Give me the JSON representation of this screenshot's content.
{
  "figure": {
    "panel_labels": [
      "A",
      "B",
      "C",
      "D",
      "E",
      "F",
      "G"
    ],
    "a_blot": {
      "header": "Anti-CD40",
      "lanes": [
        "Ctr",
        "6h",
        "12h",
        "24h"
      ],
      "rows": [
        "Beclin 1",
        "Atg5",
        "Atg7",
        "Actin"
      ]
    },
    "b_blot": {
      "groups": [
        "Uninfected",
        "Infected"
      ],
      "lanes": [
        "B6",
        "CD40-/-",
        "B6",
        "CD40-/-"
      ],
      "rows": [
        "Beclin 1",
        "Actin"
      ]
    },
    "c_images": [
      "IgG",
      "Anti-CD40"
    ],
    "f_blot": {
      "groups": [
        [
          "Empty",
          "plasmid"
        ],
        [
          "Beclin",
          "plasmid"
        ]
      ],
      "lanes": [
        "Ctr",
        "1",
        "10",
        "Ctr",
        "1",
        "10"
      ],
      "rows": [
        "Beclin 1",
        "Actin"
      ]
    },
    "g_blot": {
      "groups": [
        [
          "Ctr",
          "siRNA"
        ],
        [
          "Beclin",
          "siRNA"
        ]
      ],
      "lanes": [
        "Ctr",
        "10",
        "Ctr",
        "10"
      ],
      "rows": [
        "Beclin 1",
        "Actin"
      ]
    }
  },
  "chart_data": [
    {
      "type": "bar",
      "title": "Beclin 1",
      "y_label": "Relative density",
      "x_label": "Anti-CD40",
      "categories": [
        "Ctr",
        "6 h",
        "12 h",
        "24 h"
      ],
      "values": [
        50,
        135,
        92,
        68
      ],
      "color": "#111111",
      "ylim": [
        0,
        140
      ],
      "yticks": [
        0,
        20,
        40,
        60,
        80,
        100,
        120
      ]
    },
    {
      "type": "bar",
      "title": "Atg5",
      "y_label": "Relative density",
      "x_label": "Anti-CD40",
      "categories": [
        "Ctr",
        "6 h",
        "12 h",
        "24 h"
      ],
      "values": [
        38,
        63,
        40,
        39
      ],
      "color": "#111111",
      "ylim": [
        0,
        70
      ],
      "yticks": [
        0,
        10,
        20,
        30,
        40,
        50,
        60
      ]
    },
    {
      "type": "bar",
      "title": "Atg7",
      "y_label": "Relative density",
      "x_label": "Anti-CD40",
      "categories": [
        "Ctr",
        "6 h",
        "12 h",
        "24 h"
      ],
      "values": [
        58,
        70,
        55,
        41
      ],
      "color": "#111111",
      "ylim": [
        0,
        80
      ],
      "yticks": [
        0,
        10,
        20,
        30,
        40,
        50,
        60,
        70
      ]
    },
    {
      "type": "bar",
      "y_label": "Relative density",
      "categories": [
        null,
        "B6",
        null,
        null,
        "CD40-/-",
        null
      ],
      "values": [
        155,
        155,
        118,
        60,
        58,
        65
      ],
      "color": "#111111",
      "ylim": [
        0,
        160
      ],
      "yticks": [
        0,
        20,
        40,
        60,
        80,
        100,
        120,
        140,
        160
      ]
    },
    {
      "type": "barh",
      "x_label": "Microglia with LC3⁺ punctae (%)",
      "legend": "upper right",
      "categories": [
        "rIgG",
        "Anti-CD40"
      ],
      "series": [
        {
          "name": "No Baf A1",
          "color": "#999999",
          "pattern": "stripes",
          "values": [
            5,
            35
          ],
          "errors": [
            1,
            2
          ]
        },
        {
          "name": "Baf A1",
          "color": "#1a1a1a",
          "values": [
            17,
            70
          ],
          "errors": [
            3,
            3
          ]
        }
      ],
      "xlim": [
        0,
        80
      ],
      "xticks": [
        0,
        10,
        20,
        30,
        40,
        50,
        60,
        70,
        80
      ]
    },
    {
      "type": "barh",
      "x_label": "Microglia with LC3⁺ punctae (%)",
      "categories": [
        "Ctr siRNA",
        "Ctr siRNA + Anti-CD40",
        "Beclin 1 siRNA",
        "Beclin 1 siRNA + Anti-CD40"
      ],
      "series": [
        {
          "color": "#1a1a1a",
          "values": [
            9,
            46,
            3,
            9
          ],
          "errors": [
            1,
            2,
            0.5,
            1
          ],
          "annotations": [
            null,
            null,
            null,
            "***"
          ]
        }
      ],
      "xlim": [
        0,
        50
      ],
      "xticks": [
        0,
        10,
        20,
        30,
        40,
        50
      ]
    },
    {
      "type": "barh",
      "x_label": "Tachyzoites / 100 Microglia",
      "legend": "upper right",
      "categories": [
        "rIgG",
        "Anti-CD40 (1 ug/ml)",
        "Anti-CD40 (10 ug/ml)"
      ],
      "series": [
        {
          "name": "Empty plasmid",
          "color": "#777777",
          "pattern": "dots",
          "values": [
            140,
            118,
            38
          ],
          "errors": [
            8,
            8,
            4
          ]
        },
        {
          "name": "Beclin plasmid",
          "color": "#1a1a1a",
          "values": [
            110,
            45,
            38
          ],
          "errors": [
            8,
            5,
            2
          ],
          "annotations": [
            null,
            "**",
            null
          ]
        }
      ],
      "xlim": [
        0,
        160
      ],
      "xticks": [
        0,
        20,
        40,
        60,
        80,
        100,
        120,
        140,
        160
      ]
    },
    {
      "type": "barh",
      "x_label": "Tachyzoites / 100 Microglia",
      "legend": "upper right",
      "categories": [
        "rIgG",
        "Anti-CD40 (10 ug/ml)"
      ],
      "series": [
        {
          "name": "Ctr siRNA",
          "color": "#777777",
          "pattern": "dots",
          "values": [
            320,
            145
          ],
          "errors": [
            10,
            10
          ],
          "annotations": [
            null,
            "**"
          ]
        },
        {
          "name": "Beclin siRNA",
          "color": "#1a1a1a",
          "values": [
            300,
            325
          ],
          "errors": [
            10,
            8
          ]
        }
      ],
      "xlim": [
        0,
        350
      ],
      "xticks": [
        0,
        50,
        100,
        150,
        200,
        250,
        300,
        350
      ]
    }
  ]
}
----------
What you need to do: Every entry must be output again, exactly as written above.

Output of the exercise:
Give me the JSON representation of this screenshot's content.
{
  "figure": {
    "panel_labels": [
      "A",
      "B",
      "C",
      "D",
      "E",
      "F",
      "G"
    ],
    "a_blot": {
      "header": "Anti-CD40",
      "lanes": [
        "Ctr",
        "6h",
        "12h",
        "24h"
      ],
      "rows": [
        "Beclin 1",
        "Atg5",
        "Atg7",
        "Actin"
      ]
    },
    "b_blot": {
      "groups": [
        "Uninfected",
        "Infected"
      ],
      "lanes": [
        "B6",
        "CD40-/-",
        "B6",
        "CD40-/-"
      ],
      "rows": [
        "Beclin 1",
        "Actin"
      ]
    },
    "c_images": [
      "IgG",
      "Anti-CD40"
    ],
    "f_blot": {
      "groups": [
        [
          "Empty",
          "plasmid"
        ],
        [
          "Beclin",
          "plasmid"
        ]
      ],
      "lanes": [
        "Ctr",
        "1",
        "10",
        "Ctr",
        "1",
        "10"
      ],
      "rows": [
        "Beclin 1",
        "Actin"
      ]
    },
    "g_blot": {
      "groups": [
        [
          "Ctr",
          "siRNA"
        ],
        [
          "Beclin",
          "siRNA"
        ]
      ],
      "lanes": [
        "Ctr",
        "10",
        "Ctr",
        "10"
      ],
      "rows": [
        "Beclin 1",
        "Actin"
      ]
    }
  },
  "chart_data": [
    {
      "type": "bar",
      "title": "Beclin 1",
      "y_label": "Relative density",
      "x_label": "Anti-CD40",
      "categories": [
        "Ctr",
        "6 h",
        "12 h",
        "24 h"
      ],
      "values": [
        50,
        135,
        92,
        68
      ],
      "color": "#111111",
      "ylim": [
        0,
        140
      ],
      "yticks": [
        0,
        20,
        40,
        60,
        80,
        100,
        120
      ]
    },
    {
      "type": "bar",
      "title": "Atg5",
      "y_label": "Relative density",
      "x_label": "Anti-CD40",
      "categories": [
        "Ctr",
        "6 h",
        "12 h",
        "24 h"
      ],
      "values": [
        38,
        63,
        40,
        39
      ],
      "color": "#111111",
      "ylim": [
        0,
        70
      ],
      "yticks": [
        0,
        10,
        20,
        30,
        40,
        50,
        60
      ]
    },
    {
      "type": "bar",
      "title": "Atg7",
      "y_label": "Relative density",
      "x_label": "Anti-CD40",
      "categories": [
        "Ctr",
        "6 h",
        "12 h",
        "24 h"
      ],
      "values": [
        58,
        70,
        55,
        41
      ],
      "color": "#111111",
      "ylim": [
        0,
        80
      ],
      "yticks": [
        0,
        10,
        20,
        30,
        40,
        50,
        60,
        70
      ]
    },
    {
      "type": "bar",
      "y_label": "Relative density",
      "categories": [
        null,
        "B6",
        null,
        null,
        "CD40-/-",
        null
      ],
      "values": [
        155,
        155,
        118,
        60,
        58,
        65
      ],
      "color": "#111111",
      "ylim": [
        0,
        160
      ],
      "yticks": [
        0,
        20,
        40,
        60,
        80,
        100,
        120,
        140,
        160
      ]
    },
    {
      "type": "barh",
      "x_label": "Microglia with LC3⁺ punctae (%)",
      "legend": "upper right",
      "categories": [
        "rIgG",
        "Anti-CD40"
      ],
      "series": [
        {
          "name": "No Baf A1",
          "color": "#999999",
          "pattern": "stripes",
          "values": [
            5,
            35
          ],
          "errors": [
            1,
            2
          ]
        },
        {
          "name": "Baf A1",
          "color": "#1a1a1a",
          "values": [
            17,
            70
          ],
          "errors": [
            3,
            3
          ]
        }
      ],
      "xlim": [
        0,
        80
      ],
      "xticks": [
        0,
        10,
        20,
        30,
        40,
        50,
        60,
        70,
        80
      ]
    },
    {
      "type": "barh",
      "x_label": "Microglia with LC3⁺ punctae (%)",
      "categories": [
        "Ctr siRNA",
        "Ctr siRNA + Anti-CD40",
        "Beclin 1 siRNA",
        "Beclin 1 siRNA + Anti-CD40"
      ],
      "series": [
        {
          "color": "#1a1a1a",
          "values": [
            9,
            46,
            3,
            9
          ],
          "errors": [
            1,
            2,
            0.5,
            1
          ],
          "annotations": [
            null,
            null,
            null,
            "***"
          ]
        }
      ],
      "xlim": [
        0,
        50
      ],
      "xticks": [
        0,
        10,
        20,
        30,
        40,
        50
      ]
    },
    {
      "type": "barh",
      "x_label": "Tachyzoites / 100 Microglia",
      "legend": "upper right",
      "categories": [
        "rIgG",
        "Anti-CD40 (1 ug/ml)",
        "Anti-CD40 (10 ug/ml)"
      ],
      "series": [
        {
          "name": "Empty plasmid",
          "color": "#777777",
          "pattern": "dots",
          "values": [
            140,
            118,
            38
          ],
          "errors": [
            8,
            8,
            4
          ]
        },
        {
          "name": "Beclin plasmid",
          "color": "#1a1a1a",
          "values": [
            110,
            45,
            38
          ],
          "errors": [
            8,
            5,
            2
          ],
          "annotations": [
            null,
            "**",
            null
          ]
        }
      ],
      "xlim": [
        0,
        160
      ],
      "xticks": [
        0,
        20,
        40,
        60,
        80,
        100,
        120,
        140,
        160
      ]
    },
    {
      "type": "barh",
      "x_label": "Tachyzoites / 100 Microglia",
      "legend": "upper right",
      "categories": [
        "rIgG",
        "Anti-CD40 (10 ug/ml)"
      ],
      "series": [
        {
          "name": "Ctr siRNA",
          "color": "#777777",
          "pattern": "dots",
          "values": [
            320,
            145
          ],
          "errors": [
            10,
            10
          ],
          "annotations": [
            null,
            "**"
          ]
        },
        {
          "name": "Beclin siRNA",
          "color": "#1a1a1a",
          "values": [
            300,
            325
          ],
          "errors": [
            10,
            8
          ]
        }
      ],
      "xlim": [
        0,
        350
      ],
      "xticks": [
        0,
        50,
        100,
        150,
        200,
        250,
        300,
        350
      ]
    }
  ]
}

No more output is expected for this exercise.